**CHALLENGE**
Identify and copy all lines of the material where the string "text" is found.

**RECORDS PROVIDED**

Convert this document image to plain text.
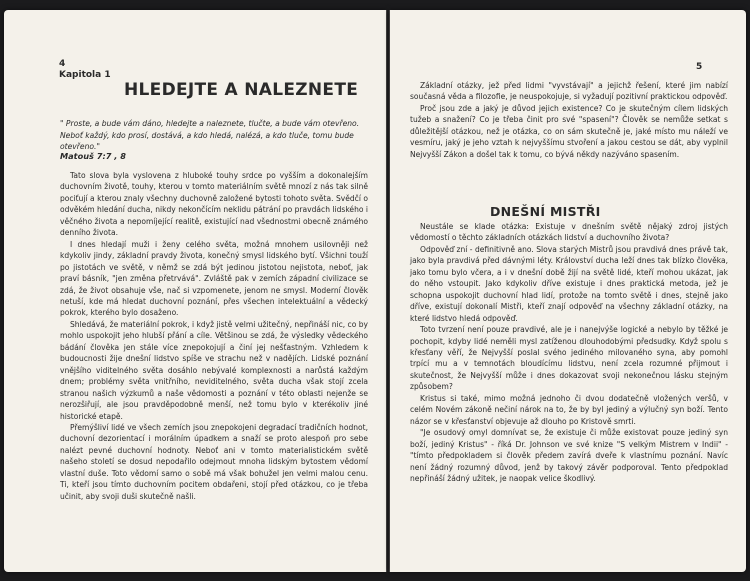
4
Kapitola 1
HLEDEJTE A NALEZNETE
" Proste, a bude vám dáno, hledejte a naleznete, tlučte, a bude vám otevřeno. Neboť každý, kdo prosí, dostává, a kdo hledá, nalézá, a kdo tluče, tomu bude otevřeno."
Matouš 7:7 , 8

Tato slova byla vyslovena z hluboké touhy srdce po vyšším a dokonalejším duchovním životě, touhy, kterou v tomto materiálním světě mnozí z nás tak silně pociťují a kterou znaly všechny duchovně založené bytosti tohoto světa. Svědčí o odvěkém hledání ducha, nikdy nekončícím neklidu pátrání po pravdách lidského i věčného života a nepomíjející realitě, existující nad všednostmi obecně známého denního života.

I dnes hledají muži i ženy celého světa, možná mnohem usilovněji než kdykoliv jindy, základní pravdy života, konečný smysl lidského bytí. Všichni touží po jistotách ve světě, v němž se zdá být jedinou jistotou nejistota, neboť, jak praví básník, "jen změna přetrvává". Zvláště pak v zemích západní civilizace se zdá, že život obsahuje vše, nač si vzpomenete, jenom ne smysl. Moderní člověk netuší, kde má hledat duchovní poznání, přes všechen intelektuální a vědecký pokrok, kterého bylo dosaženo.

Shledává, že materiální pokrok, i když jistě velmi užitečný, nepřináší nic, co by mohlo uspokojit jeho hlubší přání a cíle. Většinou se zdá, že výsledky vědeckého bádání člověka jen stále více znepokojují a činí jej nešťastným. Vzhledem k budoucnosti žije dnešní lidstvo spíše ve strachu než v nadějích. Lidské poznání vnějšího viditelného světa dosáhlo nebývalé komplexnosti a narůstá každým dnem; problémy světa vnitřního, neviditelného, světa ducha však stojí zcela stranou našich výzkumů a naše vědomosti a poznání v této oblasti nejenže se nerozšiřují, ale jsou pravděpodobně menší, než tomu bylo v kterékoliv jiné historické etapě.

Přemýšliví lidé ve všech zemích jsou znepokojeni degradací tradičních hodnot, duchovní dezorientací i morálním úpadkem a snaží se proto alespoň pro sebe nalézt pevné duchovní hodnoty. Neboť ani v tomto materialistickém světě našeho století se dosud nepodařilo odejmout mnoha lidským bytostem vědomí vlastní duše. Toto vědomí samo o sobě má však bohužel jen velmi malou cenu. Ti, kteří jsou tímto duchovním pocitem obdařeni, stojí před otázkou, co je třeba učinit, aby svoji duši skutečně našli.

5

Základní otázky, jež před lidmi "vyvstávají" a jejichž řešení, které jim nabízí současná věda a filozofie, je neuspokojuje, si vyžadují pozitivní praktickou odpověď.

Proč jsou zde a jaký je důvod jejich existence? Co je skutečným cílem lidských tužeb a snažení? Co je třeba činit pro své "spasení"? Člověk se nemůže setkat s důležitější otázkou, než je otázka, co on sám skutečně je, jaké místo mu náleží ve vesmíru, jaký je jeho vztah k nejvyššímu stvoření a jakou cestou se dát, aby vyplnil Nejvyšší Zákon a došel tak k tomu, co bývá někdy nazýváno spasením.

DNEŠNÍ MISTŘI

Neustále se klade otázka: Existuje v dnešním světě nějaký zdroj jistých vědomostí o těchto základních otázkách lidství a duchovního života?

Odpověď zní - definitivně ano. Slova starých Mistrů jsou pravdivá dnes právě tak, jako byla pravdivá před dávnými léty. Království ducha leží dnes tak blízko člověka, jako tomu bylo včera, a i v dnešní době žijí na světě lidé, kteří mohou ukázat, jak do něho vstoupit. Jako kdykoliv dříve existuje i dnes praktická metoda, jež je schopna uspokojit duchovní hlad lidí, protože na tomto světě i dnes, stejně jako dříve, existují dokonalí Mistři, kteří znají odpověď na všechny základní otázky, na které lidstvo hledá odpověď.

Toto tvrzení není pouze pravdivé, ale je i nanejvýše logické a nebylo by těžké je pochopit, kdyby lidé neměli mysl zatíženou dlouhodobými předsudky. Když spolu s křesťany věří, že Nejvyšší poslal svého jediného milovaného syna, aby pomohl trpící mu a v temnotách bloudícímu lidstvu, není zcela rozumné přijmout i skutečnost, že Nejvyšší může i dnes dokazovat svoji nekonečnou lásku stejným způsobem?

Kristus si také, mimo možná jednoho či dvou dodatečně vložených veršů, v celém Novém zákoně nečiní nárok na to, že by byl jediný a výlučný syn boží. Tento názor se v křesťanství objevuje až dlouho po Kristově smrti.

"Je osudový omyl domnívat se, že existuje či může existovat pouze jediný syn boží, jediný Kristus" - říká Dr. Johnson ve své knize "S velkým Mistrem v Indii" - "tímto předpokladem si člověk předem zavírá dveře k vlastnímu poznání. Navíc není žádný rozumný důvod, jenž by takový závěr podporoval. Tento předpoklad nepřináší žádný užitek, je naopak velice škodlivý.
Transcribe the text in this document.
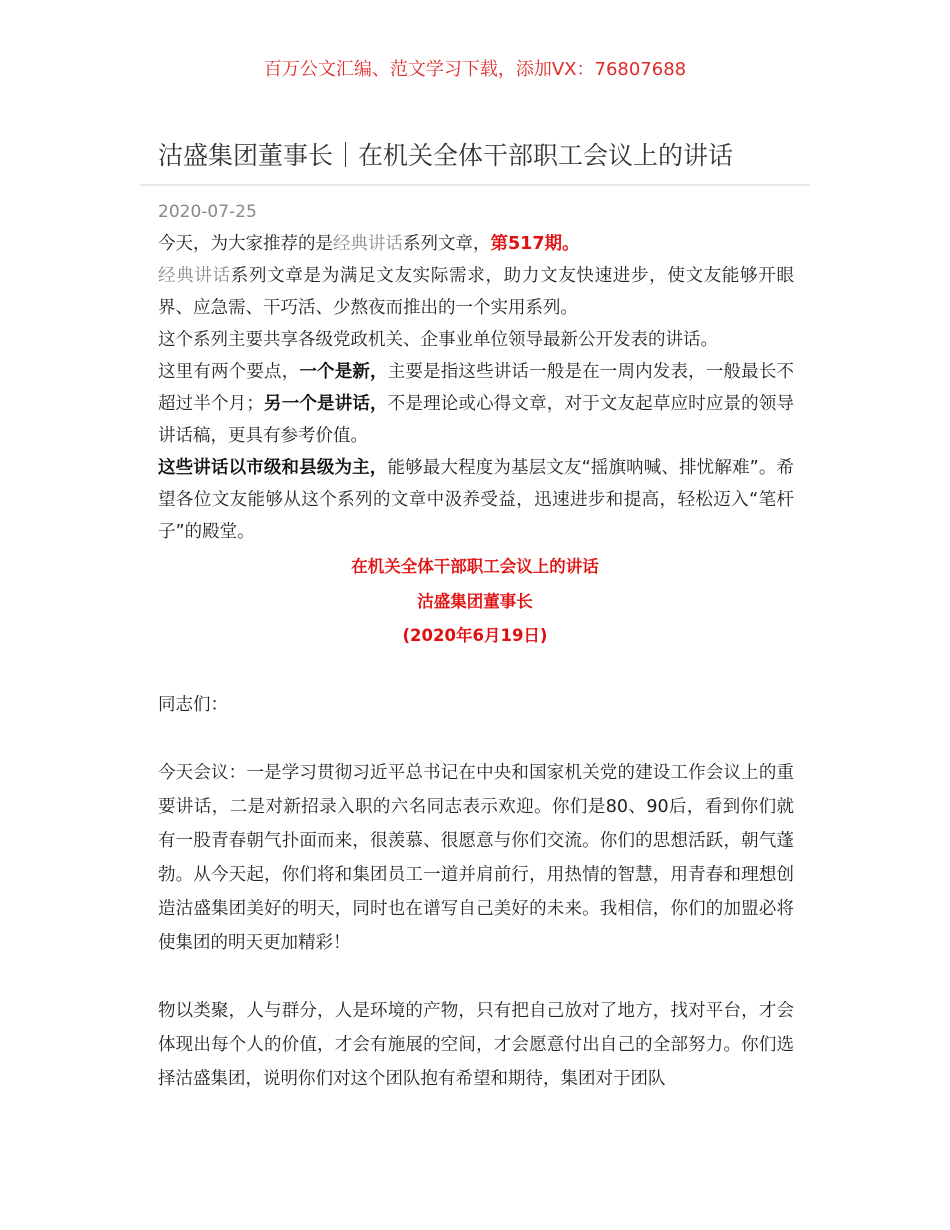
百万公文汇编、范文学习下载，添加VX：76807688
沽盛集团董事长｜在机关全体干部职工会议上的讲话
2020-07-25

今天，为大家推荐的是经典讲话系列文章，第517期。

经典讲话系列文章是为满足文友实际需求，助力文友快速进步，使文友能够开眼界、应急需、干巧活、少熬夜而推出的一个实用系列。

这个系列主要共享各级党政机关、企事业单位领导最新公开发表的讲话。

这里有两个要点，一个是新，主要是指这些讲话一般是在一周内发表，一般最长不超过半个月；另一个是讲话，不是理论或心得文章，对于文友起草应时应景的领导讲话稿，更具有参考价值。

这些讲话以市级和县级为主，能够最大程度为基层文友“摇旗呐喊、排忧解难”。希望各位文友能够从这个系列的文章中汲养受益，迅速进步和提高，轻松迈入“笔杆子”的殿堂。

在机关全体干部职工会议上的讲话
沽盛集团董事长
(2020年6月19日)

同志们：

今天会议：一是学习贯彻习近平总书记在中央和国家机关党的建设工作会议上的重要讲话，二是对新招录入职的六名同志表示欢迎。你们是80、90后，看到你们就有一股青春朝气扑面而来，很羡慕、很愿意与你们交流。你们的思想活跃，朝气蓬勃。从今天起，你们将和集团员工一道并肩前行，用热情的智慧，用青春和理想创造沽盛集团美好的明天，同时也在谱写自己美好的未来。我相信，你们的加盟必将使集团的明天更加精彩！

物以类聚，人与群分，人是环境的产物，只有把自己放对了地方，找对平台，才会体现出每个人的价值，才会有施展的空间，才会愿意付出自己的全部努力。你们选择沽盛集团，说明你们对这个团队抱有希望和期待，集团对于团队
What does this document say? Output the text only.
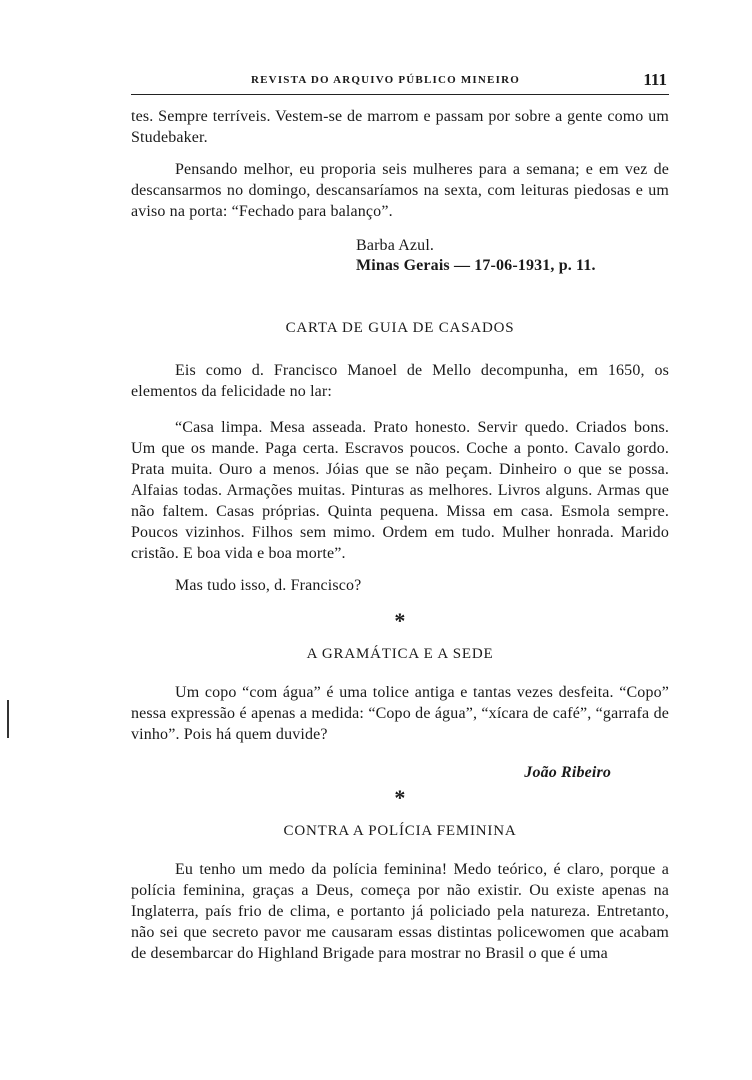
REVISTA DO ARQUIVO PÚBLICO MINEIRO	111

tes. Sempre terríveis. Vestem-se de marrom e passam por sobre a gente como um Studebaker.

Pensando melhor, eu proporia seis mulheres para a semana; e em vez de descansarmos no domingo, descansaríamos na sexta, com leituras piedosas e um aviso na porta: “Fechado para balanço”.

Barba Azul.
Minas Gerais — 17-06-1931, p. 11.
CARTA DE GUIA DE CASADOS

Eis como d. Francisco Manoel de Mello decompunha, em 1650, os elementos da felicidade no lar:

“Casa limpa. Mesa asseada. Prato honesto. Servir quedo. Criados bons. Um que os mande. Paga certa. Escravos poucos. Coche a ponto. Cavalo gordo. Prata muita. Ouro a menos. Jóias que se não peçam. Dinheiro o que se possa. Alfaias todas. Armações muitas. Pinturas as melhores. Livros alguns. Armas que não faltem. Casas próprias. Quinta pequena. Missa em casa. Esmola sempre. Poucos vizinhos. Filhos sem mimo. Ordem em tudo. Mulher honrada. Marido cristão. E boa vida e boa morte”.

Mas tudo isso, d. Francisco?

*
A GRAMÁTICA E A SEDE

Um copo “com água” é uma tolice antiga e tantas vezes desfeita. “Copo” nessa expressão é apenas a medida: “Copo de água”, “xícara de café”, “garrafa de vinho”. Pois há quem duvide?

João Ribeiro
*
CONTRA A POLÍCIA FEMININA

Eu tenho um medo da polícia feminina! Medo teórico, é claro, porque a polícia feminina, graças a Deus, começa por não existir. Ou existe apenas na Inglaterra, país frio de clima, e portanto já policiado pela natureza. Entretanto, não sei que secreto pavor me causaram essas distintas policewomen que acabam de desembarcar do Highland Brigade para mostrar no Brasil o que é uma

**EXERCISE RESULT**
Convert this document image to plain text.
Transcribe the text in this document.
What does this document say? Output the text only.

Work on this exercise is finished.